## Passage given
▬▬▬▬▬▬

Thanks. I created an issue in case it's something the devs want to add at some point https://github.com/webstudio-is/webstudio/issues/4094
Nested styling will be possible via css variables
We won't be implementing Nested selectors, too many side effects
Hi Oleg, it's not the nesting that I was asking about, and sorry for not making that more clear.

I should have shared this code instead: a:hover:visited and a:hover.current-page to make my point. I'm really just asking about combinations of pseudo-classes (states) in the UI.
what do you mean by combinations of pseudo states
you can right now define styles on hover, current page and visitors all at the same time
oh you mean styling current page state only on hover?
and styling visited only on hover?
easily done in CSS, but just wondering if it might be done in the UI, perhaps with a multi-select in the dropdown
Yeah this is something we have discussed a while ago to enable but never decided on the UX, its kinda rare that you would need these
one option could be providing a way to select both in the dropdown (checkbox or something else and make a combined state)
honestly in all my years of writing CSS I have never needed this in code, can you show a real world use case?
Yeah, that would be great. My use case right now is that for the active link in the nav, I want a different hover effect than on non-active links. Stuff like that
do you have a design or something to show? I want to see that it makes visual sense. Its kinda hard to imagine.
i'll share a mockup in a few minutes
Here's a simple mockup:
was it meant to show :hover:visited or :hover:current-page state differences? because it looks all the same
hover:current-page. Hovering over the current-page item produces a different box-shadow than hovering over other items
ah, didn't notice at first
and its even logical
I actually thought we had that issue, but couldn't find it
Yeah, I looked for something similar before posting, but didn't find one.

▬▬▬▬▬▬

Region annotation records
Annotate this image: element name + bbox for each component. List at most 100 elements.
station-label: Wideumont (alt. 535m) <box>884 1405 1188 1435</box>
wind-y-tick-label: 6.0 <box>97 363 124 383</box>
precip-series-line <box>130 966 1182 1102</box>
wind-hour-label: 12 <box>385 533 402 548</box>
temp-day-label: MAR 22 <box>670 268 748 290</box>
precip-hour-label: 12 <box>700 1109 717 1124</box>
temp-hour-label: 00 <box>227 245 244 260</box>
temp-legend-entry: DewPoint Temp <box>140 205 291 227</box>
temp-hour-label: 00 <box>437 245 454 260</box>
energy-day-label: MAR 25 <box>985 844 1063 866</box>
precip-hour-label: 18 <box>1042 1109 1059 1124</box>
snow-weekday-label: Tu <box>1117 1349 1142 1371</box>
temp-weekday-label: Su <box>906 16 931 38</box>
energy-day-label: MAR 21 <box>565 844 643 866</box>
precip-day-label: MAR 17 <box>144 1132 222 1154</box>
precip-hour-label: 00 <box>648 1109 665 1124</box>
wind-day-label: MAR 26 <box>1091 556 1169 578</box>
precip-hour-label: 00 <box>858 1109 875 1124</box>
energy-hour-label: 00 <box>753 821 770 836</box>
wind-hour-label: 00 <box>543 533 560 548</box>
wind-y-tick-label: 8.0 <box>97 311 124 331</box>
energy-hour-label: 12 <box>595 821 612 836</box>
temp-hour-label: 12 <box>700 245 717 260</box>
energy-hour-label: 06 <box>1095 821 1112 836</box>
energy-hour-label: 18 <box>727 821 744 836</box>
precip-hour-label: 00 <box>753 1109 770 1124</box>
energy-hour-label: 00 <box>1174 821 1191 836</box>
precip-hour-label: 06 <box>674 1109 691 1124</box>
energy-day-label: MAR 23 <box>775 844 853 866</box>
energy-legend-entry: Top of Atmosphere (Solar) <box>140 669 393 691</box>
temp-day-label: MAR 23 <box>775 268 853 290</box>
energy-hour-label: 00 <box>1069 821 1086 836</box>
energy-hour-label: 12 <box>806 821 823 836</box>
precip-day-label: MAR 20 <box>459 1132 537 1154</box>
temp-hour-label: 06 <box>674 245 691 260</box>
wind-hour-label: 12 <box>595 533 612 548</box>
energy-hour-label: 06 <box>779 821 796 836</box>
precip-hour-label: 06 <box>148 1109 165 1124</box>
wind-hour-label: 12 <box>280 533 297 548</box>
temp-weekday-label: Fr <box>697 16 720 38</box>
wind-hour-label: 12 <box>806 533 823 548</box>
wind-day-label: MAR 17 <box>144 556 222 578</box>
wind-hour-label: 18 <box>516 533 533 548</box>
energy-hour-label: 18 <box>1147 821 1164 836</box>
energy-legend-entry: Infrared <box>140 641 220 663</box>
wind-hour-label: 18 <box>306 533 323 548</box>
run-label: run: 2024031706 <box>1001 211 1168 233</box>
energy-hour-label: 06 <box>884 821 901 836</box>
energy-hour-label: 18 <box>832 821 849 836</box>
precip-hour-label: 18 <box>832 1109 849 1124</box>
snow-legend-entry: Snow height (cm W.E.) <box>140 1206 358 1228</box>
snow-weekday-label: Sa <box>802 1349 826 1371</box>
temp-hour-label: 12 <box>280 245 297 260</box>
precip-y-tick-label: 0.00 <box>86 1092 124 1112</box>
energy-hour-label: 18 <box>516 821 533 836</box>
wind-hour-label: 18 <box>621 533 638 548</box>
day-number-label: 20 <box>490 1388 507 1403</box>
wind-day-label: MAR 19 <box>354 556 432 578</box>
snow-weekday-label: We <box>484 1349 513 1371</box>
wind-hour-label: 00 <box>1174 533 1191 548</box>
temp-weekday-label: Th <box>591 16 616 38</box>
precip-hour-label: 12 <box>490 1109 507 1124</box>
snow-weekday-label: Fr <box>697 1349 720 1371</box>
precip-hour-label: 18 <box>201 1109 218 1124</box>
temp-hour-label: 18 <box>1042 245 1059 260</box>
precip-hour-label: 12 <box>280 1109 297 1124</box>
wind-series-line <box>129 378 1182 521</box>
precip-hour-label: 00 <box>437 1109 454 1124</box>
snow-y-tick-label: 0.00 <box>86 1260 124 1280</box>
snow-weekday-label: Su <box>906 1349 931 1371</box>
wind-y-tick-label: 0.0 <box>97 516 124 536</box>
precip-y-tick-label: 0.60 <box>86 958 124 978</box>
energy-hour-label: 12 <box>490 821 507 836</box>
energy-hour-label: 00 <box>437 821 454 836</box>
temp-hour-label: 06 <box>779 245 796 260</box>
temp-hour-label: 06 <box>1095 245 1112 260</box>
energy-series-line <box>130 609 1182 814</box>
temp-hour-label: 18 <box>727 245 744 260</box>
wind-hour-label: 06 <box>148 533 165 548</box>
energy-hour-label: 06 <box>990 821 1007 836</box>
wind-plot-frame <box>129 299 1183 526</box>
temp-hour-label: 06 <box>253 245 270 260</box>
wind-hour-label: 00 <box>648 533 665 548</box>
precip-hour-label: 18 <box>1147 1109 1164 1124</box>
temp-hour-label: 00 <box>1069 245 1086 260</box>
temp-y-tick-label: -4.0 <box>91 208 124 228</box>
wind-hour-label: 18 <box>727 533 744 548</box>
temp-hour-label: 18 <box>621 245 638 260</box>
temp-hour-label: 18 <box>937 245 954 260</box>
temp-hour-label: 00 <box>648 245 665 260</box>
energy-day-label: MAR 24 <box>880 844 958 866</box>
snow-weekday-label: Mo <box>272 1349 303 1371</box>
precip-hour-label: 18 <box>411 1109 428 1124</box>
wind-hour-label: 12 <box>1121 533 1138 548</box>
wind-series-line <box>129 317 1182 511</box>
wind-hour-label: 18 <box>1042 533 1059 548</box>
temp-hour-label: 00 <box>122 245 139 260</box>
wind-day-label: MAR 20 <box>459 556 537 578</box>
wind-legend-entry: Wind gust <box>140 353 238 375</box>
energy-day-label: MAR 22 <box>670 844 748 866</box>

▬▬▬▬▬▬

## Work instructions
(A) According to the discussion, why does the user want to combine the hover state with the current-page state?
(B) Quote the discussion word for word, beginning at "what do you" and stopping after "visited only on hover?".

## Results
(A) The user wants the active link in the navigation to have a different hover effect from the non-active links. In the mockup, hovering over the current-page item gives a different box-shadow than hovering over the other items.

(B)
what do you mean by combinations of pseudo states
you can right now define styles on hover, current page and visitors all at the same time
oh you mean styling current page state only on hover?
and styling visited only on hover?